**Required work**
Present each line of the entries below that holds the word "Ajouter".

====== Records to use

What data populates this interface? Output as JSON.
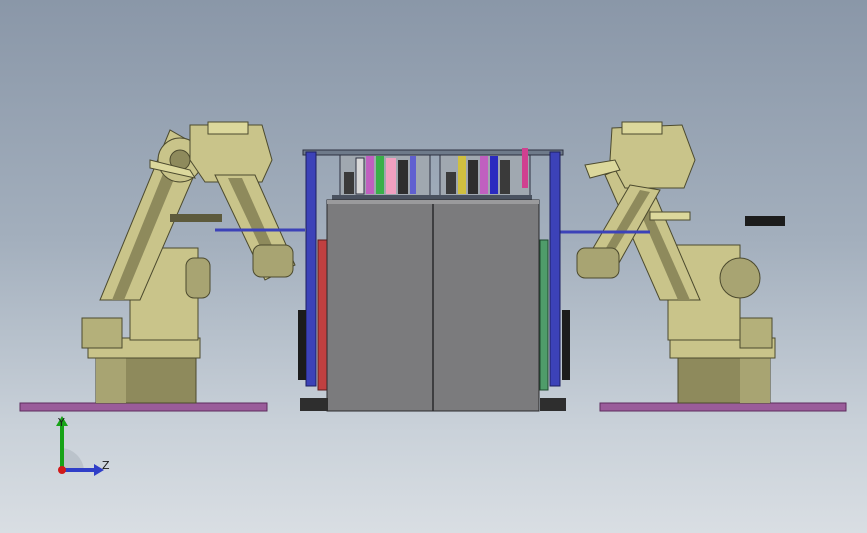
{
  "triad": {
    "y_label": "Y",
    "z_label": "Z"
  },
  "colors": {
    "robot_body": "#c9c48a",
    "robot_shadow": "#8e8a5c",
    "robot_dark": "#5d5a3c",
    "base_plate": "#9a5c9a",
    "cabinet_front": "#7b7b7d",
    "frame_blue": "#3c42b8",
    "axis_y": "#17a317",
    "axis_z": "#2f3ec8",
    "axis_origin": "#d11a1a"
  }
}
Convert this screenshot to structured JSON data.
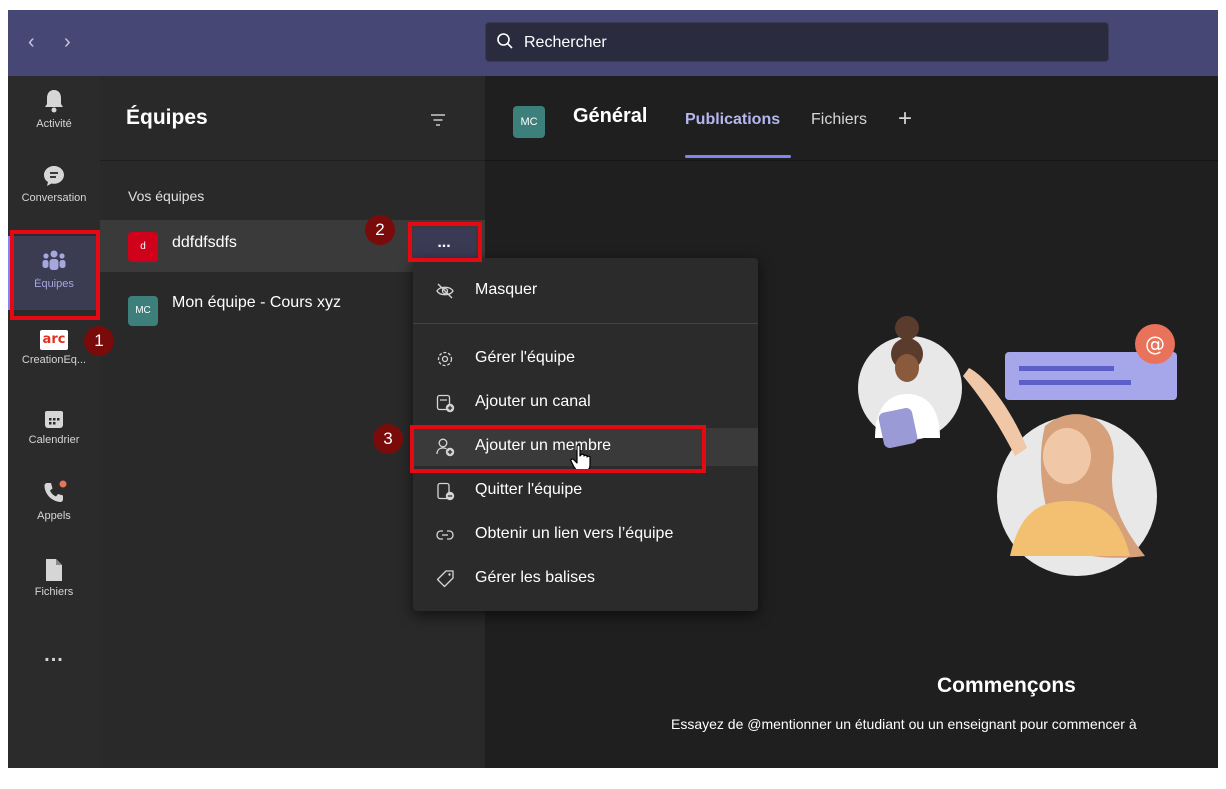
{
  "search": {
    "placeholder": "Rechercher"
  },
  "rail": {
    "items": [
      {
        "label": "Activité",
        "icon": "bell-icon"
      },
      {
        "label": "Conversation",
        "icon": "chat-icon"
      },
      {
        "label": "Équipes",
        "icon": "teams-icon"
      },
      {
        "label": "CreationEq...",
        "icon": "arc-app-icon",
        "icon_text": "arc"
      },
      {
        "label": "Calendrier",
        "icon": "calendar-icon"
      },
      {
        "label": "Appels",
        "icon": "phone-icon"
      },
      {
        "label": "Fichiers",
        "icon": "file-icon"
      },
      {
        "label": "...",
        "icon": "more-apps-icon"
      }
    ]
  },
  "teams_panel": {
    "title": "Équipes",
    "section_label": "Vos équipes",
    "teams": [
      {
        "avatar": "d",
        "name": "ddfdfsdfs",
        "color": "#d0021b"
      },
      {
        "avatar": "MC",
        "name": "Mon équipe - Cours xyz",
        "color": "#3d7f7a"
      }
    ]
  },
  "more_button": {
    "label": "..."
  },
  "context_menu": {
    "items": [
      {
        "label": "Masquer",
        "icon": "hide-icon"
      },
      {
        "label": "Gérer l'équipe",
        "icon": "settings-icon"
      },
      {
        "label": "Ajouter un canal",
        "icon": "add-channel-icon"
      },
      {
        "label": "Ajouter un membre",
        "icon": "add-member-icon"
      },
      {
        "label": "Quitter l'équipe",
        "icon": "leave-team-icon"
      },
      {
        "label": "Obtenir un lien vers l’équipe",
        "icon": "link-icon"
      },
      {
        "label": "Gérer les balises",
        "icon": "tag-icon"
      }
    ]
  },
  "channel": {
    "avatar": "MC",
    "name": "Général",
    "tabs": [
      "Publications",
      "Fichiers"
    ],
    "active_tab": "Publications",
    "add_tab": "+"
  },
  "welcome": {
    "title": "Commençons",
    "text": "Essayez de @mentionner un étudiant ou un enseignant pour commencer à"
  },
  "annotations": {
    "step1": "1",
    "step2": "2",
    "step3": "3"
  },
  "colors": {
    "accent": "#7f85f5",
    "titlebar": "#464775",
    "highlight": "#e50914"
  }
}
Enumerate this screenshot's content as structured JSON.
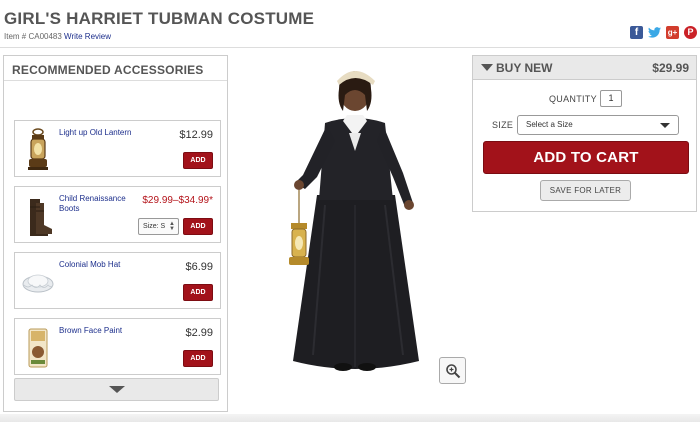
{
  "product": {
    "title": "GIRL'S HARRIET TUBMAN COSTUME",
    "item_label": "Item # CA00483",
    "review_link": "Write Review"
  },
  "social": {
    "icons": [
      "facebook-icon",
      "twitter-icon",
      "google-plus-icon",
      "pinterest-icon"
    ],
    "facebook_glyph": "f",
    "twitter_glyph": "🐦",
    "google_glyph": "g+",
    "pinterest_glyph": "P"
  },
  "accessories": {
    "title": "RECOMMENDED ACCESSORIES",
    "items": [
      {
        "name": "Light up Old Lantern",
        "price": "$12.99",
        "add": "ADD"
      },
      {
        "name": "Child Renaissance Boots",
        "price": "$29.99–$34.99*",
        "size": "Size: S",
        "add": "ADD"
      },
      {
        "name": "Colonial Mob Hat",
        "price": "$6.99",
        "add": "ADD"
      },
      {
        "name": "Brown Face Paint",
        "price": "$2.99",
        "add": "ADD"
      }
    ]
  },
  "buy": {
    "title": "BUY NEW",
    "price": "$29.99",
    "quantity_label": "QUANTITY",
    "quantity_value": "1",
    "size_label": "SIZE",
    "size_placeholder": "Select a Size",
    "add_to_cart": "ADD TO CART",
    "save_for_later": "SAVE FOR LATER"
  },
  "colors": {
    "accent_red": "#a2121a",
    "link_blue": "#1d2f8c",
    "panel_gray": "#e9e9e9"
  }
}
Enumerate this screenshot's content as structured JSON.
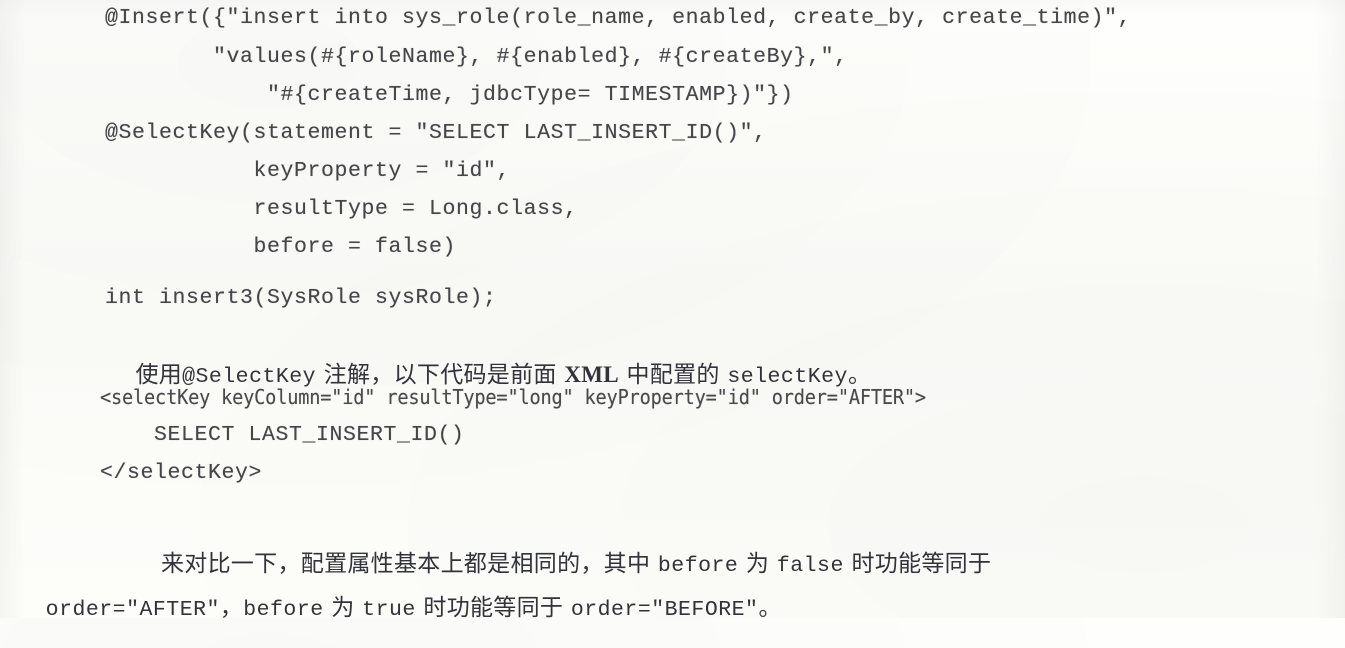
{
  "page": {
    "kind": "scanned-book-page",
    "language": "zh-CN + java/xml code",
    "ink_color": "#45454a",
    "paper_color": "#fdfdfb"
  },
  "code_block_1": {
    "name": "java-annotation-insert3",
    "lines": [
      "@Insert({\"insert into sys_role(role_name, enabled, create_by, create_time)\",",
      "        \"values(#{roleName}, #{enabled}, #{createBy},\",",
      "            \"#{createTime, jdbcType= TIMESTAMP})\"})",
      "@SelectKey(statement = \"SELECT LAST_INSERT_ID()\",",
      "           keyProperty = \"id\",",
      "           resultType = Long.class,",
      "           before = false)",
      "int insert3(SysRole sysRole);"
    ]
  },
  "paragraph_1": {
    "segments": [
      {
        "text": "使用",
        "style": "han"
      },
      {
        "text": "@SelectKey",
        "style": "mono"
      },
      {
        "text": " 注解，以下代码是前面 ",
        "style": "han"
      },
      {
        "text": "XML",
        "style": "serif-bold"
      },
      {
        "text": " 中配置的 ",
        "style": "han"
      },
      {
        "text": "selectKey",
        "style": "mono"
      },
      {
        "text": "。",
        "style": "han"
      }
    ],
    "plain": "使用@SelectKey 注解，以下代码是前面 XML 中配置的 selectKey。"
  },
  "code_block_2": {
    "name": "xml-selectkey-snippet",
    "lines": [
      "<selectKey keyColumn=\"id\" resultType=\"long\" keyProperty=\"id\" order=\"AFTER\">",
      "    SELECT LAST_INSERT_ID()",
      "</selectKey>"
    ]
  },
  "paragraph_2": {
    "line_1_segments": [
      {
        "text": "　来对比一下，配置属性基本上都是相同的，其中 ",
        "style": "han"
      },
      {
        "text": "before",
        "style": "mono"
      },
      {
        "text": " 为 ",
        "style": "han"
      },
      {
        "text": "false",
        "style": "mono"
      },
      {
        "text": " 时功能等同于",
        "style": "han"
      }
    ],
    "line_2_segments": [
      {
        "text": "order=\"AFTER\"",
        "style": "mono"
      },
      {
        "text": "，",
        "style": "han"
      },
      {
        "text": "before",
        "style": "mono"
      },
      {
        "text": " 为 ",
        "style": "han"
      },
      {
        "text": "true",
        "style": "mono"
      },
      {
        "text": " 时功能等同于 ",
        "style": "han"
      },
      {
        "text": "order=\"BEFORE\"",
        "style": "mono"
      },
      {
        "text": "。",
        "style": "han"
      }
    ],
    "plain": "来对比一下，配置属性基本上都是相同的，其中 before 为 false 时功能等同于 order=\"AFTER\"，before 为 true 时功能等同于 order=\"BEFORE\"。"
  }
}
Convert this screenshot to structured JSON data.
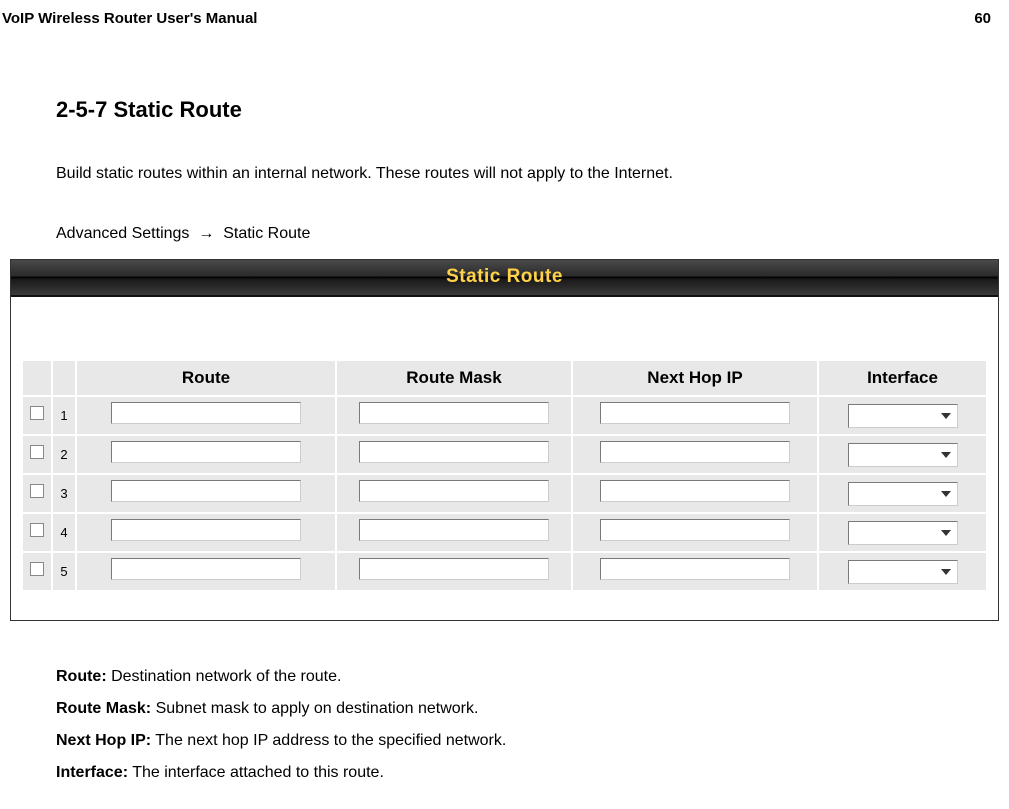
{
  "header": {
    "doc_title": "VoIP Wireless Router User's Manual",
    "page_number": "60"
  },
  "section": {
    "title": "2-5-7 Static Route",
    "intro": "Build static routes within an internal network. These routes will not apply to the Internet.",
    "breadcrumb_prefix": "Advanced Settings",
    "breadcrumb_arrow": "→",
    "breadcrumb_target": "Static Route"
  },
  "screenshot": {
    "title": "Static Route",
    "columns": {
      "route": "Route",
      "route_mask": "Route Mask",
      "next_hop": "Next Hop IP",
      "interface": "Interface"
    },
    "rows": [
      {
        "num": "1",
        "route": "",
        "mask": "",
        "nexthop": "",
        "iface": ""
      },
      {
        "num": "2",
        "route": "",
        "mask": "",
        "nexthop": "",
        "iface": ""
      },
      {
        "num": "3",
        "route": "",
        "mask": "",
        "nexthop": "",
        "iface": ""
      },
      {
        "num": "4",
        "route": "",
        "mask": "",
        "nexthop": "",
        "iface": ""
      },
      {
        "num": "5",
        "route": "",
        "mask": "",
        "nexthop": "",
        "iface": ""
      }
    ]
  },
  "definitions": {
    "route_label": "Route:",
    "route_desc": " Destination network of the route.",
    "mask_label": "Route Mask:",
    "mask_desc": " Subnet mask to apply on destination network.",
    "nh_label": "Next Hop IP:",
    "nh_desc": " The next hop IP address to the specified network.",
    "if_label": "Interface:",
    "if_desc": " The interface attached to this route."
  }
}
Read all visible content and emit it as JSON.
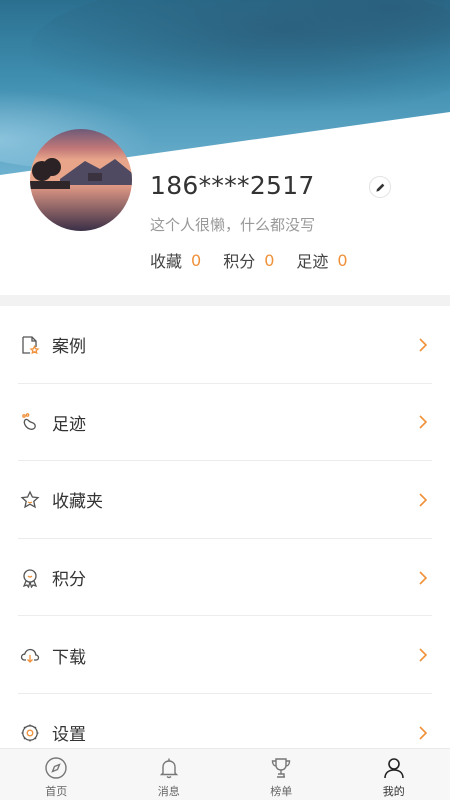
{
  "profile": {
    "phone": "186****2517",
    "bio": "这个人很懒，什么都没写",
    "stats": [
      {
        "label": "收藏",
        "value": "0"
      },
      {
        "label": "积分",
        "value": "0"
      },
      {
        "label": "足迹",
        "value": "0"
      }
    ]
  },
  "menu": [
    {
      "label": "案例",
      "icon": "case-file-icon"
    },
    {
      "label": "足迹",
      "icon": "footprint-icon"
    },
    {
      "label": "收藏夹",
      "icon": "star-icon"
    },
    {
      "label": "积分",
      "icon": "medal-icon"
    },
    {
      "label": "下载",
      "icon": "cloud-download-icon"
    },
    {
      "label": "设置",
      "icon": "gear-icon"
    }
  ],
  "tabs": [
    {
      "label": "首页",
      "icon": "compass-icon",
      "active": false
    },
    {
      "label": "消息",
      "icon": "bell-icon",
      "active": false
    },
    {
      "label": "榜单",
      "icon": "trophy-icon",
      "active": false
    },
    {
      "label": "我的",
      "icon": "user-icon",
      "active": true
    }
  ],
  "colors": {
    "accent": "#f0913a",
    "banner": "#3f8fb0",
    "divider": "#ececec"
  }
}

============

**Written response**
        "label": "Ajouter un canal",
        "label": "Ajouter un membre",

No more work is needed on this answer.